### Written task
Copy all entries without alteration and skip the pictures they hold.

### Input material
· · ·

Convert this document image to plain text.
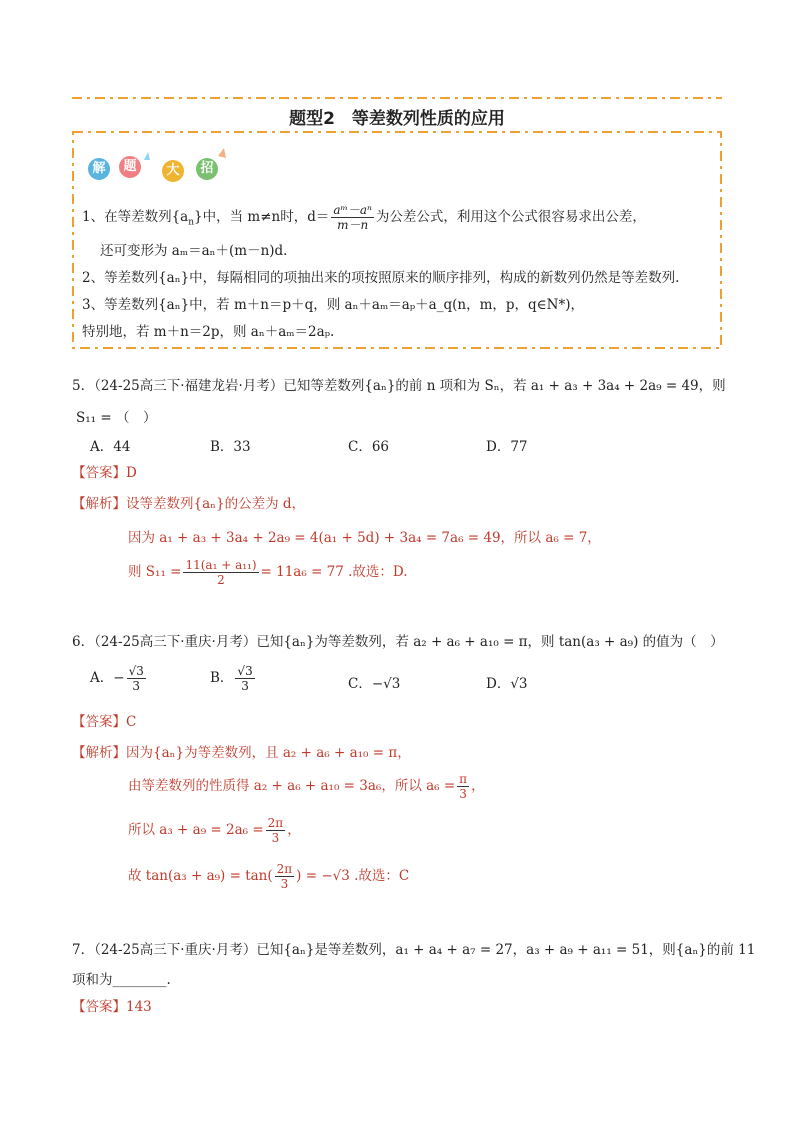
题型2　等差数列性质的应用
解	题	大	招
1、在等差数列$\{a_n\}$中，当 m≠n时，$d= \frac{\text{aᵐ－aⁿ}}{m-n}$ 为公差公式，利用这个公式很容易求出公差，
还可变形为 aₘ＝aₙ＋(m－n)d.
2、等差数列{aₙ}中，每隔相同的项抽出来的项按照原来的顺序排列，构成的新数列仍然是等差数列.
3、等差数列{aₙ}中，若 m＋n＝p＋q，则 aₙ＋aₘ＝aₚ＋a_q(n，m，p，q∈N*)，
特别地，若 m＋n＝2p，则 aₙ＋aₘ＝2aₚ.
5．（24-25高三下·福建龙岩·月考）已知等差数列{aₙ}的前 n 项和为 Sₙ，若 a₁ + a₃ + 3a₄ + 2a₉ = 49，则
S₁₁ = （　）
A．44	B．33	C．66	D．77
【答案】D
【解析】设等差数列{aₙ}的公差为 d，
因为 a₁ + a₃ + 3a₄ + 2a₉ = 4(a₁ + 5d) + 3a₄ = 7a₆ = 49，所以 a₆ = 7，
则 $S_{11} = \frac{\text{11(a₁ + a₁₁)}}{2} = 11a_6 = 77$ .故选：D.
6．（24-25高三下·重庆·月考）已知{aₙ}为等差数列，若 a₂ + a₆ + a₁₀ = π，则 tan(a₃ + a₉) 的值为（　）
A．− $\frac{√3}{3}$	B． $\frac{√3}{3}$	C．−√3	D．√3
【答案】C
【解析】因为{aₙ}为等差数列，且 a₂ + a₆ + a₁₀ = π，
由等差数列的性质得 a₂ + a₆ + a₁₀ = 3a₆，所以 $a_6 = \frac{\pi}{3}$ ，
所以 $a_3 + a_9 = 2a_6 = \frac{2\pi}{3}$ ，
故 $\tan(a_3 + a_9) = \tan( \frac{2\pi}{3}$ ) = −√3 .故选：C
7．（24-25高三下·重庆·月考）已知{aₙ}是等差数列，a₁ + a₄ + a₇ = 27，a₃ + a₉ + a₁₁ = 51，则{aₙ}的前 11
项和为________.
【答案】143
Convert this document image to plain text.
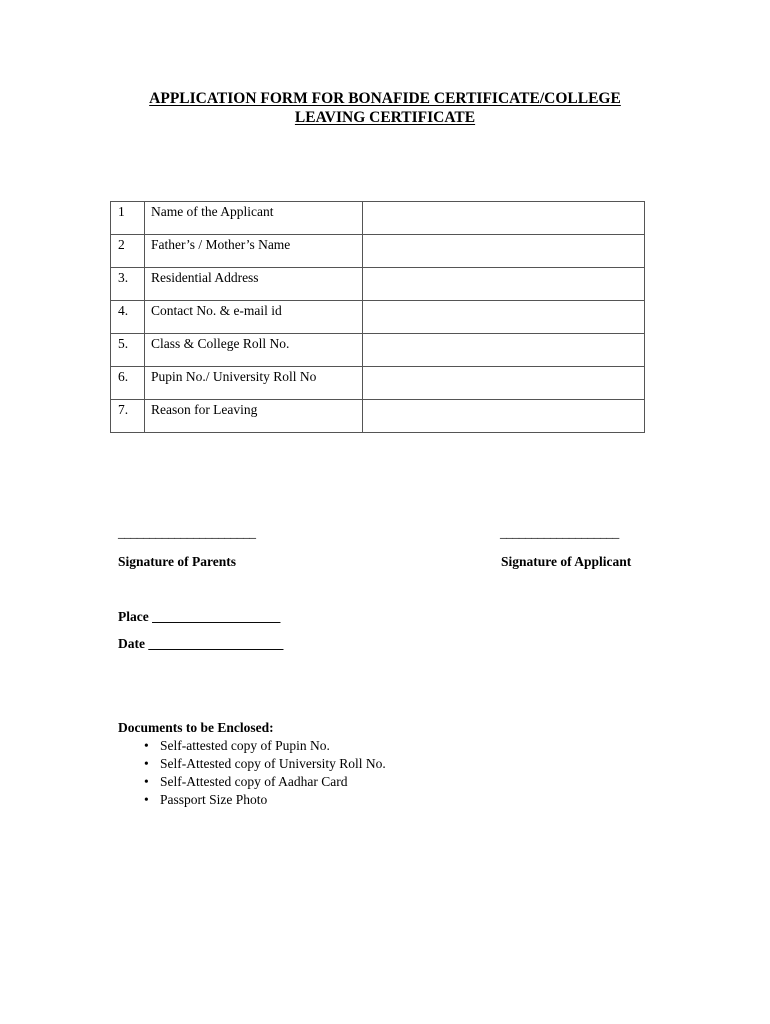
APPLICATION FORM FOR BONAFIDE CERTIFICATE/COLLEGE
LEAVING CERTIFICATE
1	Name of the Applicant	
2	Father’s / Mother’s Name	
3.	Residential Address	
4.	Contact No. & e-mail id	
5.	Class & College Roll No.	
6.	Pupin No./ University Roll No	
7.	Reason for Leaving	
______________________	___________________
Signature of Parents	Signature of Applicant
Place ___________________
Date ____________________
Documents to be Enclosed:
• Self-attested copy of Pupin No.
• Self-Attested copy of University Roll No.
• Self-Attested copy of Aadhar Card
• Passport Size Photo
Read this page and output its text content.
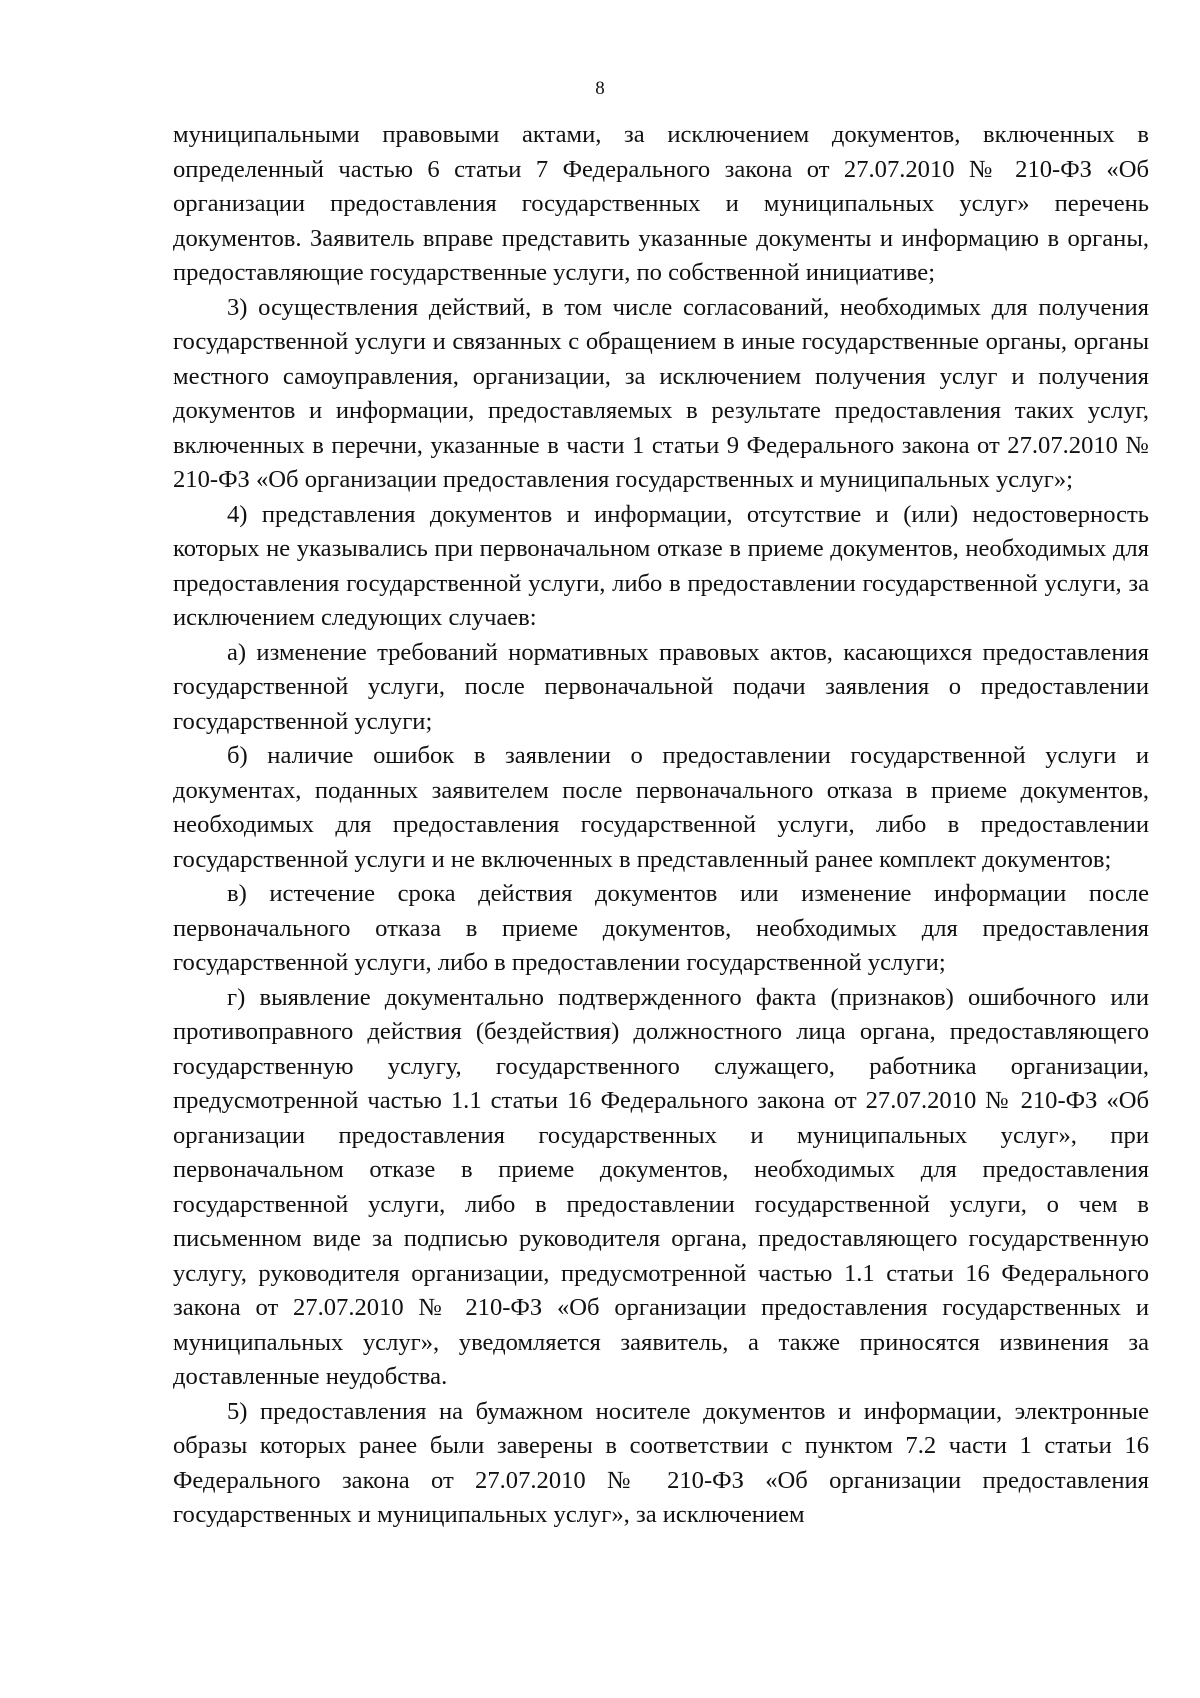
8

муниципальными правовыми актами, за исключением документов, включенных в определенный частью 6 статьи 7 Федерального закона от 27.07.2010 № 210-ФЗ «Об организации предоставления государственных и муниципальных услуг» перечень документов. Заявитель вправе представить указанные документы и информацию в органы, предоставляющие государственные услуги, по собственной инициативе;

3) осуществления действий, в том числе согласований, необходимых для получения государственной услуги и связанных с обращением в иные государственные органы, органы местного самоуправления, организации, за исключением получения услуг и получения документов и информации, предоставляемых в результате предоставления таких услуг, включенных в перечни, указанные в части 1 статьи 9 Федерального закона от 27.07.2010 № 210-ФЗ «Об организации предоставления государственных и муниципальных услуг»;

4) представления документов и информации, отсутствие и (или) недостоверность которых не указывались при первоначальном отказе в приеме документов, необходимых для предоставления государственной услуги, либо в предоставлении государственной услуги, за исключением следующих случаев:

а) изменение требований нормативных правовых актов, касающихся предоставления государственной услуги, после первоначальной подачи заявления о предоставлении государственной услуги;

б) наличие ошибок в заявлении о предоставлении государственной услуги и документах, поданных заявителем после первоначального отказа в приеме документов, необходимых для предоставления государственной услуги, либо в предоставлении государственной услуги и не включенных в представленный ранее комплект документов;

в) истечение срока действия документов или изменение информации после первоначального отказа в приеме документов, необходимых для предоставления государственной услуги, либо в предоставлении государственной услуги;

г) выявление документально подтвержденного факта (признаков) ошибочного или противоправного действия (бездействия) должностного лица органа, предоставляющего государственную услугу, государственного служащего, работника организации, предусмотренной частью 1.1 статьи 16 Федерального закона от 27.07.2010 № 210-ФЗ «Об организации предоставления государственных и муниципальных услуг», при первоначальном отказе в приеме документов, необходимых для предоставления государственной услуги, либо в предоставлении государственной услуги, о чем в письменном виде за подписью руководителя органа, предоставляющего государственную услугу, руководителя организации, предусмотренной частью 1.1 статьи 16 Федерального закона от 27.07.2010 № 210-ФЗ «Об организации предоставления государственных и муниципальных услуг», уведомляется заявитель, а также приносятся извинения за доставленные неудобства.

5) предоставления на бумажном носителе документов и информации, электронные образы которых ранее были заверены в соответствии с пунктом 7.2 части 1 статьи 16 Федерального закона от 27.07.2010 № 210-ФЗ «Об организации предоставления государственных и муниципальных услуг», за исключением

· · ·

### Task output
Convert this document image to plain text.
题型2　等差数列性质的应用
解	题	大	招
1、在等差数列$\{a_n\}$中，当 m≠n时，$d= \frac{\text{aᵐ－aⁿ}}{m-n}$ 为公差公式，利用这个公式很容易求出公差，
还可变形为 aₘ＝aₙ＋(m－n)d.
2、等差数列{aₙ}中，每隔相同的项抽出来的项按照原来的顺序排列，构成的新数列仍然是等差数列.
3、等差数列{aₙ}中，若 m＋n＝p＋q，则 aₙ＋aₘ＝aₚ＋a_q(n，m，p，q∈N*)，
特别地，若 m＋n＝2p，则 aₙ＋aₘ＝2aₚ.
5．（24-25高三下·福建龙岩·月考）已知等差数列{aₙ}的前 n 项和为 Sₙ，若 a₁ + a₃ + 3a₄ + 2a₉ = 49，则
S₁₁ = （　）
A．44	B．33	C．66	D．77
【答案】D
【解析】设等差数列{aₙ}的公差为 d，
因为 a₁ + a₃ + 3a₄ + 2a₉ = 4(a₁ + 5d) + 3a₄ = 7a₆ = 49，所以 a₆ = 7，
则 $S_{11} = \frac{\text{11(a₁ + a₁₁)}}{2} = 11a_6 = 77$ .故选：D.
6．（24-25高三下·重庆·月考）已知{aₙ}为等差数列，若 a₂ + a₆ + a₁₀ = π，则 tan(a₃ + a₉) 的值为（　）
A．− $\frac{√3}{3}$	B． $\frac{√3}{3}$	C．−√3	D．√3
【答案】C
【解析】因为{aₙ}为等差数列，且 a₂ + a₆ + a₁₀ = π，
由等差数列的性质得 a₂ + a₆ + a₁₀ = 3a₆，所以 $a_6 = \frac{\pi}{3}$ ，
所以 $a_3 + a_9 = 2a_6 = \frac{2\pi}{3}$ ，
故 $\tan(a_3 + a_9) = \tan( \frac{2\pi}{3}$ ) = −√3 .故选：C
7．（24-25高三下·重庆·月考）已知{aₙ}是等差数列，a₁ + a₄ + a₇ = 27，a₃ + a₉ + a₁₁ = 51，则{aₙ}的前 11
项和为________.
【答案】143
Convert this document image to plain text.
APPLICATION FORM FOR BONAFIDE CERTIFICATE/COLLEGE
LEAVING CERTIFICATE
1	Name of the Applicant	
2	Father’s / Mother’s Name	
3.	Residential Address	
4.	Contact No. & e-mail id	
5.	Class & College Roll No.	
6.	Pupin No./ University Roll No	
7.	Reason for Leaving	
______________________	___________________
Signature of Parents	Signature of Applicant
Place ___________________
Date ____________________
Documents to be Enclosed:
• Self-attested copy of Pupin No.
• Self-Attested copy of University Roll No.
• Self-Attested copy of Aadhar Card
• Passport Size Photo
Read this page and output its text content.
8

муниципальными правовыми актами, за исключением документов, включенных в определенный частью 6 статьи 7 Федерального закона от 27.07.2010 № 210-ФЗ «Об организации предоставления государственных и муниципальных услуг» перечень документов. Заявитель вправе представить указанные документы и информацию в органы, предоставляющие государственные услуги, по собственной инициативе;

3) осуществления действий, в том числе согласований, необходимых для получения государственной услуги и связанных с обращением в иные государственные органы, органы местного самоуправления, организации, за исключением получения услуг и получения документов и информации, предоставляемых в результате предоставления таких услуг, включенных в перечни, указанные в части 1 статьи 9 Федерального закона от 27.07.2010 № 210-ФЗ «Об организации предоставления государственных и муниципальных услуг»;

4) представления документов и информации, отсутствие и (или) недостоверность которых не указывались при первоначальном отказе в приеме документов, необходимых для предоставления государственной услуги, либо в предоставлении государственной услуги, за исключением следующих случаев:

а) изменение требований нормативных правовых актов, касающихся предоставления государственной услуги, после первоначальной подачи заявления о предоставлении государственной услуги;

б) наличие ошибок в заявлении о предоставлении государственной услуги и документах, поданных заявителем после первоначального отказа в приеме документов, необходимых для предоставления государственной услуги, либо в предоставлении государственной услуги и не включенных в представленный ранее комплект документов;

в) истечение срока действия документов или изменение информации после первоначального отказа в приеме документов, необходимых для предоставления государственной услуги, либо в предоставлении государственной услуги;

г) выявление документально подтвержденного факта (признаков) ошибочного или противоправного действия (бездействия) должностного лица органа, предоставляющего государственную услугу, государственного служащего, работника организации, предусмотренной частью 1.1 статьи 16 Федерального закона от 27.07.2010 № 210-ФЗ «Об организации предоставления государственных и муниципальных услуг», при первоначальном отказе в приеме документов, необходимых для предоставления государственной услуги, либо в предоставлении государственной услуги, о чем в письменном виде за подписью руководителя органа, предоставляющего государственную услугу, руководителя организации, предусмотренной частью 1.1 статьи 16 Федерального закона от 27.07.2010 № 210-ФЗ «Об организации предоставления государственных и муниципальных услуг», уведомляется заявитель, а также приносятся извинения за доставленные неудобства.

5) предоставления на бумажном носителе документов и информации, электронные образы которых ранее были заверены в соответствии с пунктом 7.2 части 1 статьи 16 Федерального закона от 27.07.2010 № 210-ФЗ «Об организации предоставления государственных и муниципальных услуг», за исключением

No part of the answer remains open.